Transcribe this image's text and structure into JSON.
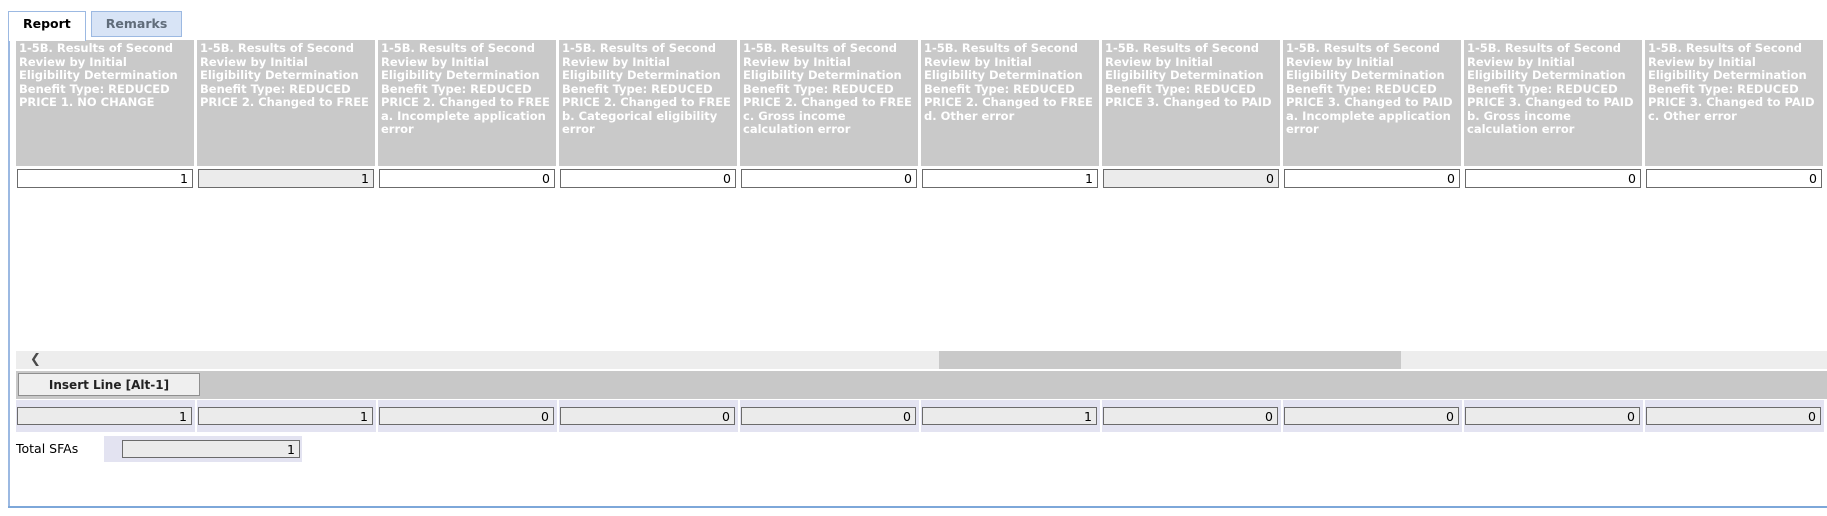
{
  "tabs": [
    {
      "label": "Report"
    },
    {
      "label": "Remarks"
    }
  ],
  "icons": {
    "scroll_left": "❮"
  },
  "buttons": {
    "insert_line": "Insert Line [Alt-1]"
  },
  "table": {
    "columns": [
      "1-5B. Results of Second Review by Initial Eligibility Determination Benefit Type: REDUCED PRICE 1. NO CHANGE",
      "1-5B. Results of Second Review by Initial Eligibility Determination Benefit Type: REDUCED PRICE 2. Changed to FREE",
      "1-5B. Results of Second Review by Initial Eligibility Determination Benefit Type: REDUCED PRICE 2. Changed to FREE a. Incomplete application error",
      "1-5B. Results of Second Review by Initial Eligibility Determination Benefit Type: REDUCED PRICE 2. Changed to FREE b. Categorical eligibility error",
      "1-5B. Results of Second Review by Initial Eligibility Determination Benefit Type: REDUCED PRICE 2. Changed to FREE c. Gross income calculation error",
      "1-5B. Results of Second Review by Initial Eligibility Determination Benefit Type: REDUCED PRICE 2. Changed to FREE d. Other error",
      "1-5B. Results of Second Review by Initial Eligibility Determination Benefit Type: REDUCED PRICE 3. Changed to PAID",
      "1-5B. Results of Second Review by Initial Eligibility Determination Benefit Type: REDUCED PRICE 3. Changed to PAID a. Incomplete application error",
      "1-5B. Results of Second Review by Initial Eligibility Determination Benefit Type: REDUCED PRICE 3. Changed to PAID b. Gross income calculation error",
      "1-5B. Results of Second Review by Initial Eligibility Determination Benefit Type: REDUCED PRICE 3. Changed to PAID c. Other error"
    ],
    "row_values": [
      "1",
      "1",
      "0",
      "0",
      "0",
      "1",
      "0",
      "0",
      "0",
      "0"
    ],
    "total_values": [
      "1",
      "1",
      "0",
      "0",
      "0",
      "1",
      "0",
      "0",
      "0",
      "0"
    ]
  },
  "total_sfas": {
    "label": "Total SFAs",
    "value": "1"
  },
  "colors": {
    "header_bg": "#c9c9c9",
    "tab_border": "#9cb9e2",
    "inactive_tab_bg": "#d8e4f6",
    "totals_bg": "#e3e3f1",
    "readonly_bg": "#ebebeb",
    "band_bg": "#c8c8c8",
    "scroll_track": "#ededed",
    "scroll_thumb": "#c9c9c9"
  }
}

▬▬▬▬▬▬▬▬▬▬

- Required task
Print the listing above in full, exactly as written. Omit any pictures.

- Reply to the exercise
Transcribe this image's text and structure into JSON.
{
  "tabs": [
    {
      "label": "Report"
    },
    {
      "label": "Remarks"
    }
  ],
  "icons": {
    "scroll_left": "❮"
  },
  "buttons": {
    "insert_line": "Insert Line [Alt-1]"
  },
  "table": {
    "columns": [
      "1-5B. Results of Second Review by Initial Eligibility Determination Benefit Type: REDUCED PRICE 1. NO CHANGE",
      "1-5B. Results of Second Review by Initial Eligibility Determination Benefit Type: REDUCED PRICE 2. Changed to FREE",
      "1-5B. Results of Second Review by Initial Eligibility Determination Benefit Type: REDUCED PRICE 2. Changed to FREE a. Incomplete application error",
      "1-5B. Results of Second Review by Initial Eligibility Determination Benefit Type: REDUCED PRICE 2. Changed to FREE b. Categorical eligibility error",
      "1-5B. Results of Second Review by Initial Eligibility Determination Benefit Type: REDUCED PRICE 2. Changed to FREE c. Gross income calculation error",
      "1-5B. Results of Second Review by Initial Eligibility Determination Benefit Type: REDUCED PRICE 2. Changed to FREE d. Other error",
      "1-5B. Results of Second Review by Initial Eligibility Determination Benefit Type: REDUCED PRICE 3. Changed to PAID",
      "1-5B. Results of Second Review by Initial Eligibility Determination Benefit Type: REDUCED PRICE 3. Changed to PAID a. Incomplete application error",
      "1-5B. Results of Second Review by Initial Eligibility Determination Benefit Type: REDUCED PRICE 3. Changed to PAID b. Gross income calculation error",
      "1-5B. Results of Second Review by Initial Eligibility Determination Benefit Type: REDUCED PRICE 3. Changed to PAID c. Other error"
    ],
    "row_values": [
      "1",
      "1",
      "0",
      "0",
      "0",
      "1",
      "0",
      "0",
      "0",
      "0"
    ],
    "total_values": [
      "1",
      "1",
      "0",
      "0",
      "0",
      "1",
      "0",
      "0",
      "0",
      "0"
    ]
  },
  "total_sfas": {
    "label": "Total SFAs",
    "value": "1"
  },
  "colors": {
    "header_bg": "#c9c9c9",
    "tab_border": "#9cb9e2",
    "inactive_tab_bg": "#d8e4f6",
    "totals_bg": "#e3e3f1",
    "readonly_bg": "#ebebeb",
    "band_bg": "#c8c8c8",
    "scroll_track": "#ededed",
    "scroll_thumb": "#c9c9c9"
  }
}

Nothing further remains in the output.